▶ **Short task**:
Filter the data for lines with the word "this", then copy every line so identified.

═══ Material for the task

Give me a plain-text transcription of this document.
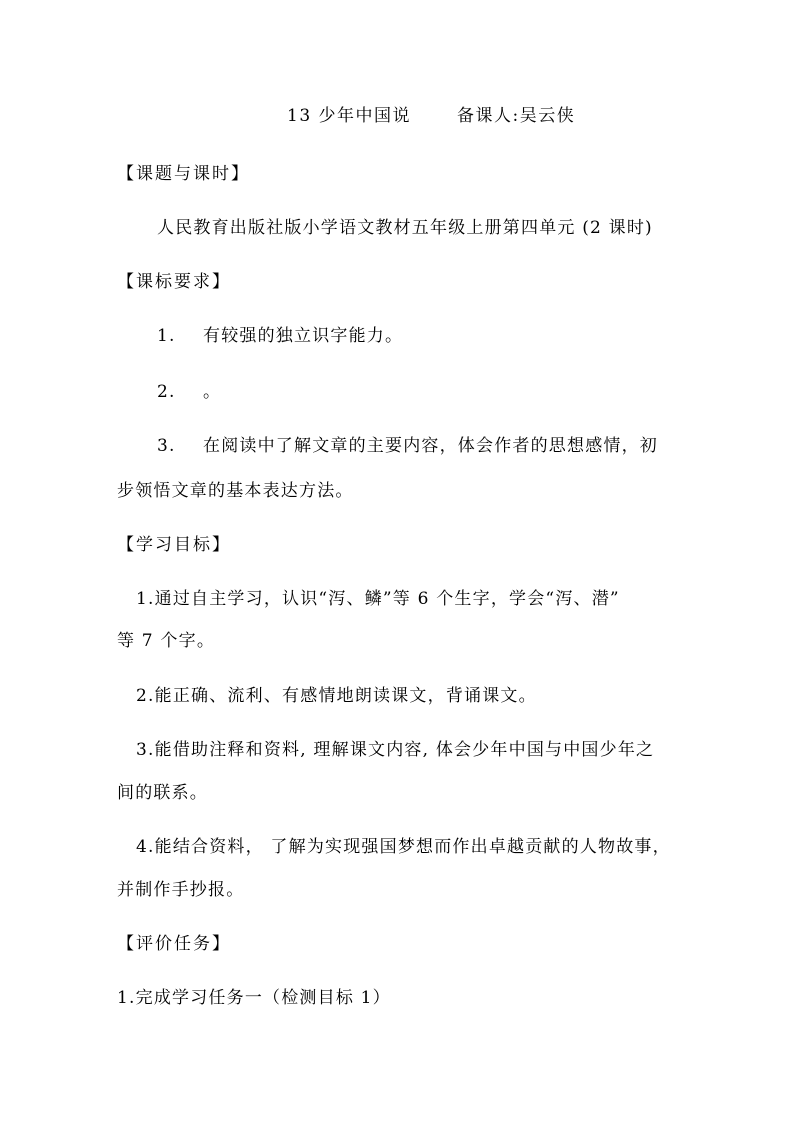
13 少年中国说	备课人:吴云侠
【课题与课时】
人民教育出版社版小学语文教材五年级上册第四单元 (2 课时)
【课标要求】
1. 有较强的独立识字能力。
2. 。
3. 在阅读中了解文章的主要内容，体会作者的思想感情，初
步领悟文章的基本表达方法。
【学习目标】
1.通过自主学习，认识“泻、鳞”等 6 个生字，学会“泻、潜”
等 7 个字。
2.能正确、流利、有感情地朗读课文，背诵课文。
3.能借助注释和资料, 理解课文内容, 体会少年中国与中国少年之
间的联系。
4.能结合资料， 了解为实现强国梦想而作出卓越贡献的人物故事，
并制作手抄报。
【评价任务】
1.完成学习任务一（检测目标 1）
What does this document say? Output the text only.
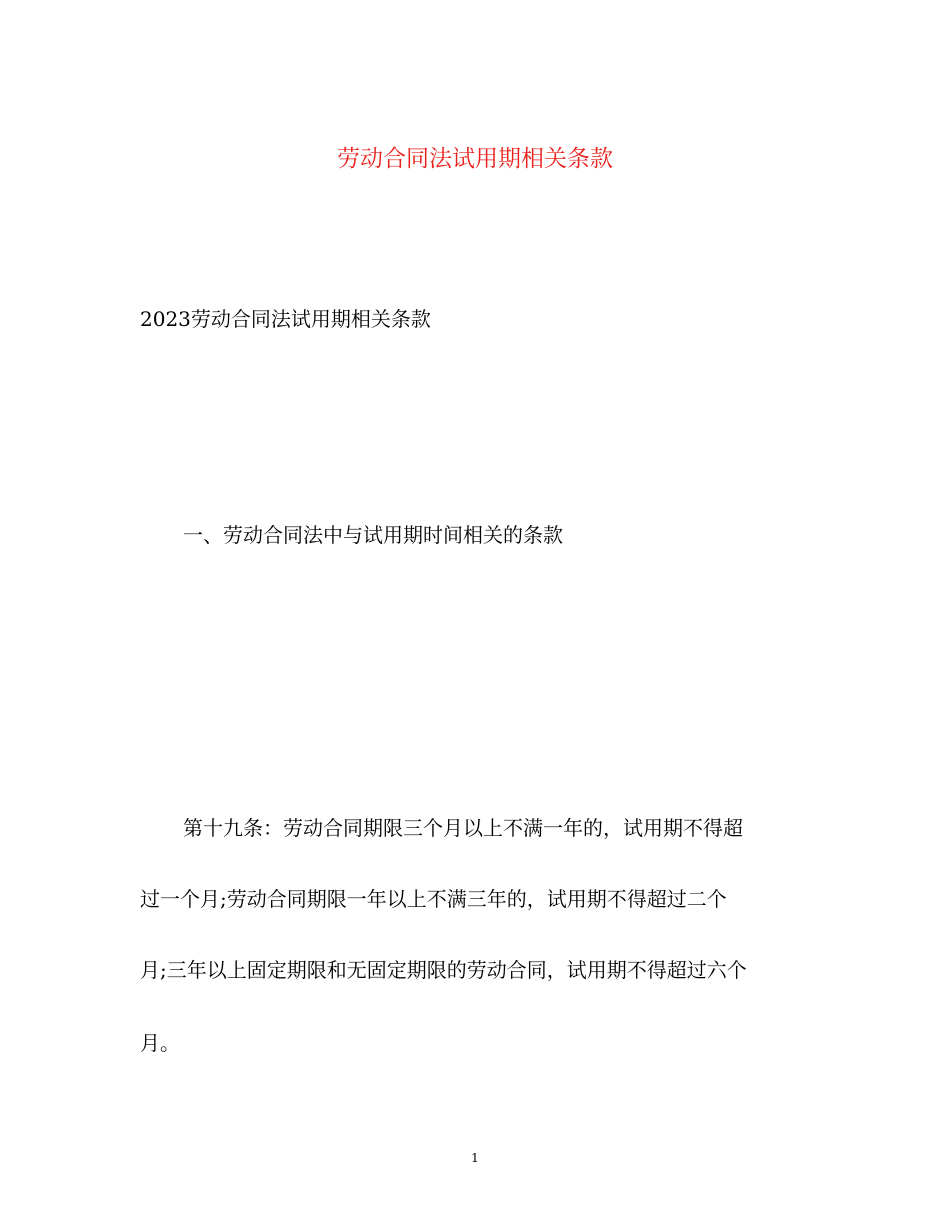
劳动合同法试用期相关条款
2023劳动合同法试用期相关条款
一、劳动合同法中与试用期时间相关的条款
第十九条：劳动合同期限三个月以上不满一年的，试用期不得超
过一个月;劳动合同期限一年以上不满三年的，试用期不得超过二个
月;三年以上固定期限和无固定期限的劳动合同，试用期不得超过六个
月。
1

══════

▶ **Expected answer**:
Give me a plain-text transcription of this document.
What does this document say? Output the text only.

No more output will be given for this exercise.